>> Begin GIVEN RECORDS

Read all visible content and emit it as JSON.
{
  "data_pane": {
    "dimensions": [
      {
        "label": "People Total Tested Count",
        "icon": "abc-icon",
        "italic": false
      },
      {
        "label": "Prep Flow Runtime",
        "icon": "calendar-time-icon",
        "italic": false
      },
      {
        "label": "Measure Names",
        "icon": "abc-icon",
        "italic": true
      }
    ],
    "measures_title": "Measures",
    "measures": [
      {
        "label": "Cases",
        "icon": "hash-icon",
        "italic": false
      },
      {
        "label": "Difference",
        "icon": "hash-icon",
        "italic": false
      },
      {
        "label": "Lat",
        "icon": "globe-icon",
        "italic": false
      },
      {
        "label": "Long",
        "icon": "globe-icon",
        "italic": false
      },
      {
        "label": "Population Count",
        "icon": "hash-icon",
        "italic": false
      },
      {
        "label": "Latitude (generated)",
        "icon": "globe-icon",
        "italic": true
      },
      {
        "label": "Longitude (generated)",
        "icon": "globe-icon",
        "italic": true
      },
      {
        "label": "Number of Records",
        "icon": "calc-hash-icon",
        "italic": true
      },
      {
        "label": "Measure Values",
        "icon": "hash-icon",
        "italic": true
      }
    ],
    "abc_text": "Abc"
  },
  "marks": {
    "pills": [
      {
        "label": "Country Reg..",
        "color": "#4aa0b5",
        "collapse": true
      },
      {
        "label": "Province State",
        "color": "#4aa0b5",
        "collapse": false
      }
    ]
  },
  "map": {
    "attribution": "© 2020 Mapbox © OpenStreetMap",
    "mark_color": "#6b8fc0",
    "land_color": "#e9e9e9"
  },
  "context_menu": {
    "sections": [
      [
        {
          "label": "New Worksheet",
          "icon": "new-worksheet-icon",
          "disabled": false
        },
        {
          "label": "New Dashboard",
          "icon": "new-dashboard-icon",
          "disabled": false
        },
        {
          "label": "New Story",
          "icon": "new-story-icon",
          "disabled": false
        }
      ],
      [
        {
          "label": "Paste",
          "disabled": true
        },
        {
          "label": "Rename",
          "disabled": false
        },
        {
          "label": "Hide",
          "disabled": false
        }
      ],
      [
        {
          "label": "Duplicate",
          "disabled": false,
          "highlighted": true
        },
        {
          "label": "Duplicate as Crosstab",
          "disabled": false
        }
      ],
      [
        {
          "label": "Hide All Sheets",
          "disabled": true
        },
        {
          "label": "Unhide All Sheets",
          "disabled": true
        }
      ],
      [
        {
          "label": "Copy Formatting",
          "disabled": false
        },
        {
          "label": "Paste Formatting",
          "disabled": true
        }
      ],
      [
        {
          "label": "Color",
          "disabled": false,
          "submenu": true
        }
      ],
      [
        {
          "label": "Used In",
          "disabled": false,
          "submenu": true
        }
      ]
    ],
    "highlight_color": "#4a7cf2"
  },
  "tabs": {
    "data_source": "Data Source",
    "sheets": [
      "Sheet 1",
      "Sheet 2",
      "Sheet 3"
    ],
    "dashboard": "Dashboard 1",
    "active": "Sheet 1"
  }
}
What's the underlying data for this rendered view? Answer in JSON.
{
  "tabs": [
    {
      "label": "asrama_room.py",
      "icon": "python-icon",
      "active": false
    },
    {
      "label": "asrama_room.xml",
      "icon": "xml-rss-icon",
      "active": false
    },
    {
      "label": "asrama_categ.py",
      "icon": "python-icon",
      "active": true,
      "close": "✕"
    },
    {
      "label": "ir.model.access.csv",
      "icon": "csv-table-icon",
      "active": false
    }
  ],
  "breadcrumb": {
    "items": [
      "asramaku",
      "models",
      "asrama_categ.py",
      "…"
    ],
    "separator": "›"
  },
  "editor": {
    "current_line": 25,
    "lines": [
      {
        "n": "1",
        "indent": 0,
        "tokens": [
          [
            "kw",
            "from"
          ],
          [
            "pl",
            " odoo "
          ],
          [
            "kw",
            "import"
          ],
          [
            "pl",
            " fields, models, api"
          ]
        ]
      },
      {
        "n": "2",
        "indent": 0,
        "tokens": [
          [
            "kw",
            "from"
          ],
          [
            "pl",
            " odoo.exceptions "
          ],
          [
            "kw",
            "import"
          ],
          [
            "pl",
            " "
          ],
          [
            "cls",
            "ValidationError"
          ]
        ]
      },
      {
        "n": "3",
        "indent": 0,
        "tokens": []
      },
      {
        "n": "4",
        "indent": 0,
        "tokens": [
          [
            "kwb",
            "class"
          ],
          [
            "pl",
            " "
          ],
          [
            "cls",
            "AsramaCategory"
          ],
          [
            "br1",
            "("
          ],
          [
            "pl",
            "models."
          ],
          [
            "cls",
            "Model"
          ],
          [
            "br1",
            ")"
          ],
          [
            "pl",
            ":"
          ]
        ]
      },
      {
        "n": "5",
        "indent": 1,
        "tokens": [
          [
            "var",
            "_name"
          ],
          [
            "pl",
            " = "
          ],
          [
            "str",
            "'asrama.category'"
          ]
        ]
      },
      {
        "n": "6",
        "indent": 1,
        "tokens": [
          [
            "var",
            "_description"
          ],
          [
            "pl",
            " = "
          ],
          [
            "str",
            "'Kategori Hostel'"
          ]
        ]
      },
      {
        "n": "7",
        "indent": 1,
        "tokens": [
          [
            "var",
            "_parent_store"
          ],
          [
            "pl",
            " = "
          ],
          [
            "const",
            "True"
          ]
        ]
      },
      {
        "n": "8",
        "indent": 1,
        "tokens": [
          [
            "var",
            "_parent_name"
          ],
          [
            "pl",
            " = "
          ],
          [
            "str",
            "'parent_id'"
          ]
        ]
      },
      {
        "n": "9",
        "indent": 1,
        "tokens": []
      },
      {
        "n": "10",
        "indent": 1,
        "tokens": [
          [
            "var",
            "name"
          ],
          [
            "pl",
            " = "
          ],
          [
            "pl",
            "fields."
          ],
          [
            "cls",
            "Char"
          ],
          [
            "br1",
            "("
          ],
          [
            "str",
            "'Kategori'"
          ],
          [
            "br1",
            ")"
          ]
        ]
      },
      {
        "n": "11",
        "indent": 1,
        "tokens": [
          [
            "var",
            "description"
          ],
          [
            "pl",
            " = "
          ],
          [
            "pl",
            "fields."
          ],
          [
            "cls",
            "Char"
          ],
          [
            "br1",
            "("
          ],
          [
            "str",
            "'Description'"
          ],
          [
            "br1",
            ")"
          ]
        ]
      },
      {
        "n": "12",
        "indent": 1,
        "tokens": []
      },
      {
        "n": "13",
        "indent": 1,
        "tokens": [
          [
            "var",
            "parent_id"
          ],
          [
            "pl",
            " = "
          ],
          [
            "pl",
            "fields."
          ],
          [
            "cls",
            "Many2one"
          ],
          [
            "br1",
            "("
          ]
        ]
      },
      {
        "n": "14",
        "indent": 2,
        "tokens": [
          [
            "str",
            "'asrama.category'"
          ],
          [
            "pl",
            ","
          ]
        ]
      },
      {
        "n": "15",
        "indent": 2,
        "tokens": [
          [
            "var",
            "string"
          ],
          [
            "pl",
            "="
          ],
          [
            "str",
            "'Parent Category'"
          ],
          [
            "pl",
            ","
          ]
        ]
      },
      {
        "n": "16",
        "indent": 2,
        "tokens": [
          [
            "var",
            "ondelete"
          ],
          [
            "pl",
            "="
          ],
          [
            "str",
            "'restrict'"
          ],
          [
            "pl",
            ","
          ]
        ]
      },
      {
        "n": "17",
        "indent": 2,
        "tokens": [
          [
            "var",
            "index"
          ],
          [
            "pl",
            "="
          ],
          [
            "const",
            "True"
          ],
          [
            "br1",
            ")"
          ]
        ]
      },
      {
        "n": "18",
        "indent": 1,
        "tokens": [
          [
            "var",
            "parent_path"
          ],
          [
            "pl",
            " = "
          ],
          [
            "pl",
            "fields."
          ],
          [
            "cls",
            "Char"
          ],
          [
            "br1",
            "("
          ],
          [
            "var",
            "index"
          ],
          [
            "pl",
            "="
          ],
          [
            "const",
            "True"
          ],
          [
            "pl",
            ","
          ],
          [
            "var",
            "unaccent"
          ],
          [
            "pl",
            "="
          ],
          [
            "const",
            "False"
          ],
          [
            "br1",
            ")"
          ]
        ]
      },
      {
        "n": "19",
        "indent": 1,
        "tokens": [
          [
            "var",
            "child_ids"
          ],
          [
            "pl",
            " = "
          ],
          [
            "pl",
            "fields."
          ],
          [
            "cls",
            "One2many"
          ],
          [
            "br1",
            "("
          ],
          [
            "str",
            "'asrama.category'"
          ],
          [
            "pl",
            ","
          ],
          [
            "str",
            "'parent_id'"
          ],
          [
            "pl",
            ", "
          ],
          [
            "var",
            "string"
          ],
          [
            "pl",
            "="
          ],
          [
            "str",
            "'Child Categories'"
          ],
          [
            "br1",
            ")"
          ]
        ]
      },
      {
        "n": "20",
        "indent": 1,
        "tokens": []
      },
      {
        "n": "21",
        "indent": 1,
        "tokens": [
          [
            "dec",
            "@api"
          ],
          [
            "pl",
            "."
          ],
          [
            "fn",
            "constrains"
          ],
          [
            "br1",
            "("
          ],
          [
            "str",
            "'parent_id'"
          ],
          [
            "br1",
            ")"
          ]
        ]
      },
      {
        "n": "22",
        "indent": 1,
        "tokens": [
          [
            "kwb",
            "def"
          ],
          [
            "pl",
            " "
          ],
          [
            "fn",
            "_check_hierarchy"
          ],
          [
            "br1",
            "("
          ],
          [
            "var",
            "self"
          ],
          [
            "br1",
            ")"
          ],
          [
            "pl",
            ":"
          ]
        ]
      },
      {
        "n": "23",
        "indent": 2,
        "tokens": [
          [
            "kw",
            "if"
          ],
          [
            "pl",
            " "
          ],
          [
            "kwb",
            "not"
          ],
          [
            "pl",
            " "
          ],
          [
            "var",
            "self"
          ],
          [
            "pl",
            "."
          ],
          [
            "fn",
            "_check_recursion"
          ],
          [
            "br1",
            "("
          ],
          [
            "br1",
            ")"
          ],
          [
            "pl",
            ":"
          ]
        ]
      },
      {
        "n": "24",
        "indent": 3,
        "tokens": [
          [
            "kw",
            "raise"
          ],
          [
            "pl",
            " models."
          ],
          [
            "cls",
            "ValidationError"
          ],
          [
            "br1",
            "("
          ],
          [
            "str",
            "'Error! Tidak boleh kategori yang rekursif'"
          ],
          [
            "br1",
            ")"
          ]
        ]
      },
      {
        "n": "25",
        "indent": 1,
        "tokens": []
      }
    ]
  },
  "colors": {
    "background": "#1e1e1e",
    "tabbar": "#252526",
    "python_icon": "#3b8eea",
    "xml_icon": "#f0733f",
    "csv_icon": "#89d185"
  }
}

>> End GIVEN RECORDS

* [STATED TASK]: Pick out each line in the material containing "generated".

* [FINISHED TASK]:
        "label": "Latitude (generated)",
        "label": "Longitude (generated)",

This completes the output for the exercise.